__Exercise task__.
Print each of the rows below word for word, and leave the pictures out of your answer.

__Given data__.
────────────────────────────────────────

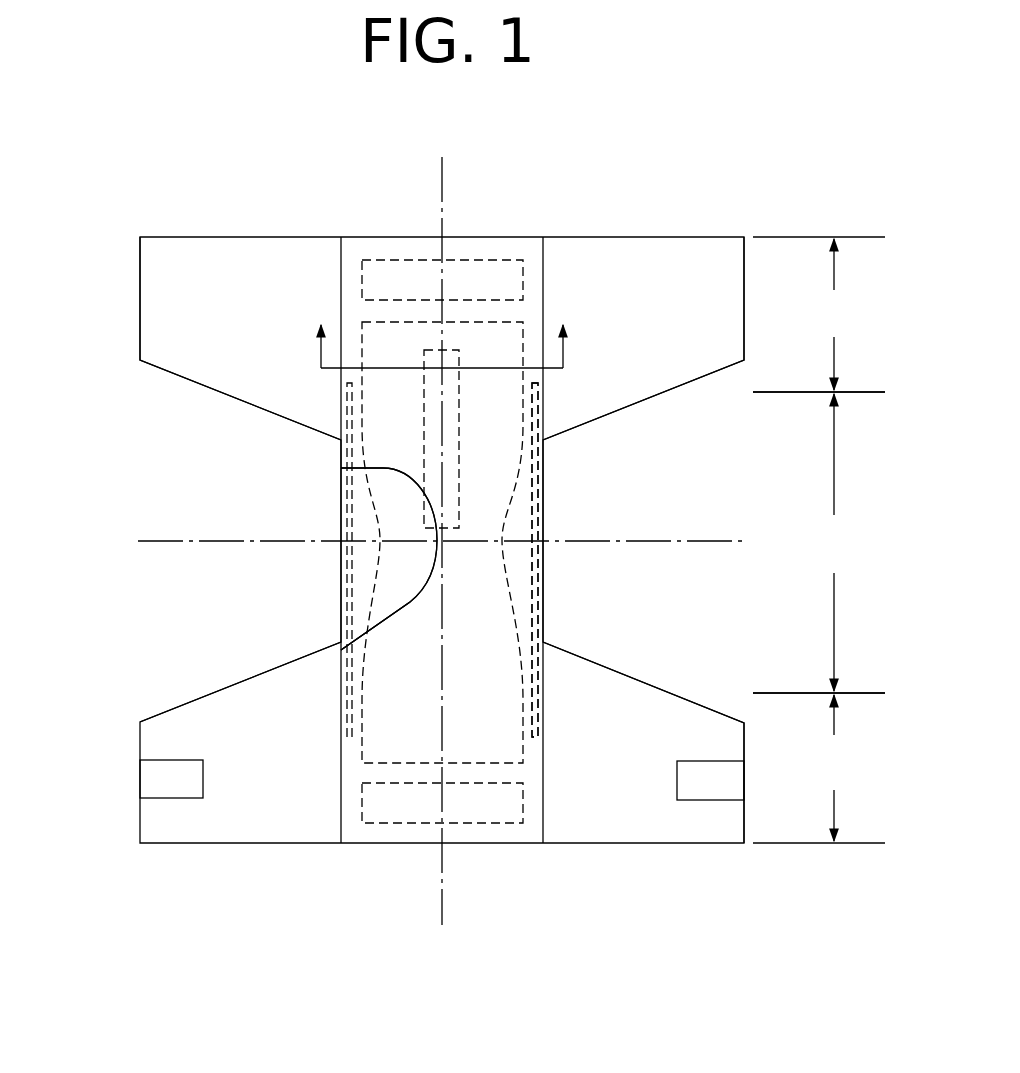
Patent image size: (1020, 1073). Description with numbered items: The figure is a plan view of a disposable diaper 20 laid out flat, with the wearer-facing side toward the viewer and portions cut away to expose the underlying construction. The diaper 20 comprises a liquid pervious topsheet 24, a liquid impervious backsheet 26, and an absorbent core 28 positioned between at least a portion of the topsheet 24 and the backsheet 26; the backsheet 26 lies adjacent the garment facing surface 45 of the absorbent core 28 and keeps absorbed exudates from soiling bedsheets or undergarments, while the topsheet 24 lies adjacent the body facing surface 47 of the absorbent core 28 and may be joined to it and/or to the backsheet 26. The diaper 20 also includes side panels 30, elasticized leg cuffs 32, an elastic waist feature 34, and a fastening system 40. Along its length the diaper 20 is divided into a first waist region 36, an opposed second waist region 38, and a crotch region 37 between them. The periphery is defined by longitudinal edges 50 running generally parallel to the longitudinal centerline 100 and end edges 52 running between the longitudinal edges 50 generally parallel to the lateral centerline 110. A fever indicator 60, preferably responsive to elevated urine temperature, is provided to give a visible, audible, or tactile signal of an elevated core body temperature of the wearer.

The diaper 20 is at (337, 212).
The topsheet 24 is at (490, 487).
The backsheet 26 is at (362, 530).
The absorbent core 28 is at (402, 570).
The side panels 30 is at (612, 380).
The elasticized leg cuffs 32 is at (540, 627).
The elastic waist feature 34 is at (415, 275).
The first waist region 36 is at (819, 314).
The crotch region 37 is at (819, 542).
The second waist region 38 is at (819, 768).
The fastening system 40 is at (155, 773).
The garment facing surface 45 is at (396, 514).
The body facing surface 47 is at (398, 594).
The longitudinal edges 50 is at (541, 574).
The end edges 52 is at (208, 237).
The fever indicator 60 is at (455, 355).
The longitudinal centerline 100 is at (445, 187).
The lateral centerline 110 is at (166, 540).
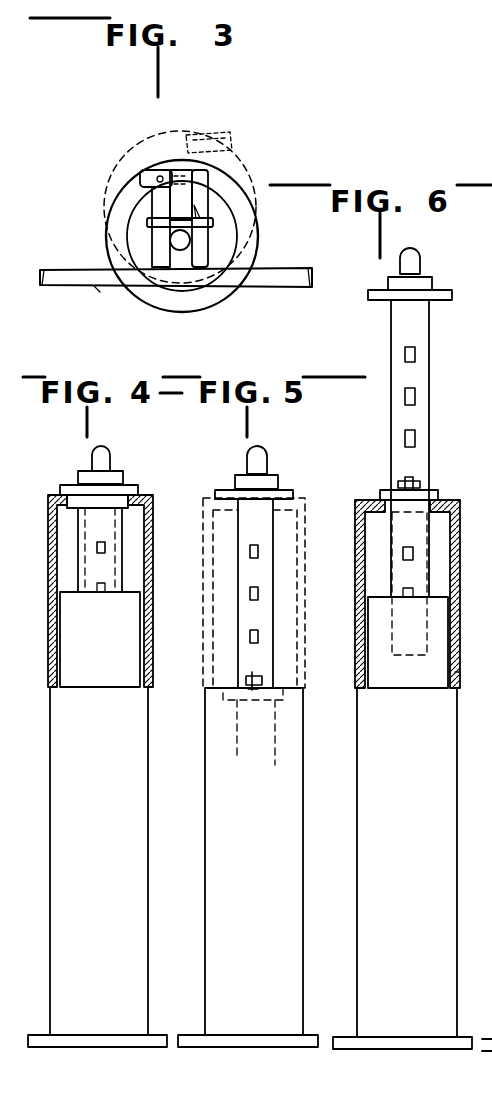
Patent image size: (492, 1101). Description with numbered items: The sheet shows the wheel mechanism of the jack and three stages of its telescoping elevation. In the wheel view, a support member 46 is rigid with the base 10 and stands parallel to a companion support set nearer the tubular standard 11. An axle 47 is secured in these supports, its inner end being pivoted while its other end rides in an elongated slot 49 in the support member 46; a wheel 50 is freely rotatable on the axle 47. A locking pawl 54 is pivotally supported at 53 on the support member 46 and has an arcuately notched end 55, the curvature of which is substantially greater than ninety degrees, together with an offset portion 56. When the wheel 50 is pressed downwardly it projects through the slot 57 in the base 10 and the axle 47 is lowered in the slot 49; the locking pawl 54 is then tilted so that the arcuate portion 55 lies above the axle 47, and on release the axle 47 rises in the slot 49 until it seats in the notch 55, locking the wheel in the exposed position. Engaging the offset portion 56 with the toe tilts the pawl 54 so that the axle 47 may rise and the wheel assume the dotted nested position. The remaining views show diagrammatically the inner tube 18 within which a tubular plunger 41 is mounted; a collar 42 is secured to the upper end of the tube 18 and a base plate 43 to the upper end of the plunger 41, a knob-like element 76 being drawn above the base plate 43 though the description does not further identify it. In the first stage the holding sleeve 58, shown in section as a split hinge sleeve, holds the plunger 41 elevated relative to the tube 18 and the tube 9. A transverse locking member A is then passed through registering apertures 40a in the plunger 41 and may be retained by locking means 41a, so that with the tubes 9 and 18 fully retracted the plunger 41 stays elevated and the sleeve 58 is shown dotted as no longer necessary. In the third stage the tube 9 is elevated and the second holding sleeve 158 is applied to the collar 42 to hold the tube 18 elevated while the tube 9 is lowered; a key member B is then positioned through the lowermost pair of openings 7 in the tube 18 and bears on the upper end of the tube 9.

In FIG. 4, the openings 7 is at (106, 548).
In FIG. 6, the openings 7 is at (415, 556).
In FIG. 4, the tube 9 is at (68, 665).
In FIG. 6, the tube 9 is at (430, 678).
In FIG. 3, the base 10 is at (290, 285).
In FIG. 4, the base 10 is at (85, 1046).
In FIG. 5, the base 10 is at (248, 1046).
In FIG. 6, the base 10 is at (388, 1050).
In FIG. 4, the tubular standard 11 is at (65, 813).
In FIG. 5, the tubular standard 11 is at (215, 836).
In FIG. 6, the tubular standard 11 is at (372, 831).
In FIG. 4, the inner tube 18 is at (80, 570).
In FIG. 5, the inner tube 18 is at (278, 740).
In FIG. 6, the inner tube 18 is at (430, 583).
In FIG. 4, the plunger 41 is at (110, 558).
In FIG. 5, the plunger 41 is at (267, 576).
In FIG. 6, the plunger 41 is at (421, 386).
In FIG. 5, the apertures 40a is at (250, 594).
In FIG. 6, the apertures 40a is at (416, 439).
In FIG. 5, the locking means 41a is at (262, 681).
In FIG. 6, the locking means 41a is at (404, 479).
In FIG. 4, the collar 42 is at (73, 509).
In FIG. 5, the collar 42 is at (285, 700).
In FIG. 6, the collar 42 is at (388, 491).
In FIG. 4, the base plate 43 is at (66, 487).
In FIG. 5, the base plate 43 is at (226, 490).
In FIG. 6, the base plate 43 is at (372, 291).
In FIG. 3, the support member 46 is at (160, 246).
In FIG. 3, the axle 47 is at (176, 236).
In FIG. 3, the elongated slot 49 is at (185, 251).
In FIG. 3, the wheel 50 is at (256, 256).
In FIG. 3, the pivot 53 is at (158, 172).
In FIG. 3, the locking pawl 54 is at (205, 192).
In FIG. 3, the arcuately notched end 55 is at (210, 156).
In FIG. 3, the offset portion 56 is at (214, 222).
In FIG. 3, the slot 57 is at (97, 290).
In FIG. 4, the holding sleeve 58 is at (152, 500).
In FIG. 5, the holding sleeve 58 is at (300, 498).
In FIG. 4, the knob 76 is at (108, 461).
In FIG. 5, the knob 76 is at (260, 463).
In FIG. 6, the knob 76 is at (417, 266).
In FIG. 6, the holding sleeve 158 is at (455, 503).
In FIG. 5, the locking member A is at (250, 690).
In FIG. 6, the locking member A is at (416, 484).
In FIG. 6, the key member B is at (491, 672).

────────────────────────────────────────

__Answer for the task__.
Patent image size: (1020, 1073). Description with numbered items: The figure is a plan view of a disposable diaper 20 laid out flat, with the wearer-facing side toward the viewer and portions cut away to expose the underlying construction. The diaper 20 comprises a liquid pervious topsheet 24, a liquid impervious backsheet 26, and an absorbent core 28 positioned between at least a portion of the topsheet 24 and the backsheet 26; the backsheet 26 lies adjacent the garment facing surface 45 of the absorbent core 28 and keeps absorbed exudates from soiling bedsheets or undergarments, while the topsheet 24 lies adjacent the body facing surface 47 of the absorbent core 28 and may be joined to it and/or to the backsheet 26. The diaper 20 also includes side panels 30, elasticized leg cuffs 32, an elastic waist feature 34, and a fastening system 40. Along its length the diaper 20 is divided into a first waist region 36, an opposed second waist region 38, and a crotch region 37 between them. The periphery is defined by longitudinal edges 50 running generally parallel to the longitudinal centerline 100 and end edges 52 running between the longitudinal edges 50 generally parallel to the lateral centerline 110. A fever indicator 60, preferably responsive to elevated urine temperature, is provided to give a visible, audible, or tactile signal of an elevated core body temperature of the wearer.

The diaper 20 is at (337, 212).
The topsheet 24 is at (490, 487).
The backsheet 26 is at (362, 530).
The absorbent core 28 is at (402, 570).
The side panels 30 is at (612, 380).
The elasticized leg cuffs 32 is at (540, 627).
The elastic waist feature 34 is at (415, 275).
The first waist region 36 is at (819, 314).
The crotch region 37 is at (819, 542).
The second waist region 38 is at (819, 768).
The fastening system 40 is at (155, 773).
The garment facing surface 45 is at (396, 514).
The body facing surface 47 is at (398, 594).
The longitudinal edges 50 is at (541, 574).
The end edges 52 is at (208, 237).
The fever indicator 60 is at (455, 355).
The longitudinal centerline 100 is at (445, 187).
The lateral centerline 110 is at (166, 540).
Patent image size: (492, 1101). Description with numbered items: The sheet shows the wheel mechanism of the jack and three stages of its telescoping elevation. In the wheel view, a support member 46 is rigid with the base 10 and stands parallel to a companion support set nearer the tubular standard 11. An axle 47 is secured in these supports, its inner end being pivoted while its other end rides in an elongated slot 49 in the support member 46; a wheel 50 is freely rotatable on the axle 47. A locking pawl 54 is pivotally supported at 53 on the support member 46 and has an arcuately notched end 55, the curvature of which is substantially greater than ninety degrees, together with an offset portion 56. When the wheel 50 is pressed downwardly it projects through the slot 57 in the base 10 and the axle 47 is lowered in the slot 49; the locking pawl 54 is then tilted so that the arcuate portion 55 lies above the axle 47, and on release the axle 47 rises in the slot 49 until it seats in the notch 55, locking the wheel in the exposed position. Engaging the offset portion 56 with the toe tilts the pawl 54 so that the axle 47 may rise and the wheel assume the dotted nested position. The remaining views show diagrammatically the inner tube 18 within which a tubular plunger 41 is mounted; a collar 42 is secured to the upper end of the tube 18 and a base plate 43 to the upper end of the plunger 41, a knob-like element 76 being drawn above the base plate 43 though the description does not further identify it. In the first stage the holding sleeve 58, shown in section as a split hinge sleeve, holds the plunger 41 elevated relative to the tube 18 and the tube 9. A transverse locking member A is then passed through registering apertures 40a in the plunger 41 and may be retained by locking means 41a, so that with the tubes 9 and 18 fully retracted the plunger 41 stays elevated and the sleeve 58 is shown dotted as no longer necessary. In the third stage the tube 9 is elevated and the second holding sleeve 158 is applied to the collar 42 to hold the tube 18 elevated while the tube 9 is lowered; a key member B is then positioned through the lowermost pair of openings 7 in the tube 18 and bears on the upper end of the tube 9.

In FIG. 4, the openings 7 is at (106, 548).
In FIG. 6, the openings 7 is at (415, 556).
In FIG. 4, the tube 9 is at (68, 665).
In FIG. 6, the tube 9 is at (430, 678).
In FIG. 3, the base 10 is at (290, 285).
In FIG. 4, the base 10 is at (85, 1046).
In FIG. 5, the base 10 is at (248, 1046).
In FIG. 6, the base 10 is at (388, 1050).
In FIG. 4, the tubular standard 11 is at (65, 813).
In FIG. 5, the tubular standard 11 is at (215, 836).
In FIG. 6, the tubular standard 11 is at (372, 831).
In FIG. 4, the inner tube 18 is at (80, 570).
In FIG. 5, the inner tube 18 is at (278, 740).
In FIG. 6, the inner tube 18 is at (430, 583).
In FIG. 4, the plunger 41 is at (110, 558).
In FIG. 5, the plunger 41 is at (267, 576).
In FIG. 6, the plunger 41 is at (421, 386).
In FIG. 5, the apertures 40a is at (250, 594).
In FIG. 6, the apertures 40a is at (416, 439).
In FIG. 5, the locking means 41a is at (262, 681).
In FIG. 6, the locking means 41a is at (404, 479).
In FIG. 4, the collar 42 is at (73, 509).
In FIG. 5, the collar 42 is at (285, 700).
In FIG. 6, the collar 42 is at (388, 491).
In FIG. 4, the base plate 43 is at (66, 487).
In FIG. 5, the base plate 43 is at (226, 490).
In FIG. 6, the base plate 43 is at (372, 291).
In FIG. 3, the support member 46 is at (160, 246).
In FIG. 3, the axle 47 is at (176, 236).
In FIG. 3, the elongated slot 49 is at (185, 251).
In FIG. 3, the wheel 50 is at (256, 256).
In FIG. 3, the pivot 53 is at (158, 172).
In FIG. 3, the locking pawl 54 is at (205, 192).
In FIG. 3, the arcuately notched end 55 is at (210, 156).
In FIG. 3, the offset portion 56 is at (214, 222).
In FIG. 3, the slot 57 is at (97, 290).
In FIG. 4, the holding sleeve 58 is at (152, 500).
In FIG. 5, the holding sleeve 58 is at (300, 498).
In FIG. 4, the knob 76 is at (108, 461).
In FIG. 5, the knob 76 is at (260, 463).
In FIG. 6, the knob 76 is at (417, 266).
In FIG. 6, the holding sleeve 158 is at (455, 503).
In FIG. 5, the locking member A is at (250, 690).
In FIG. 6, the locking member A is at (416, 484).
In FIG. 6, the key member B is at (491, 672).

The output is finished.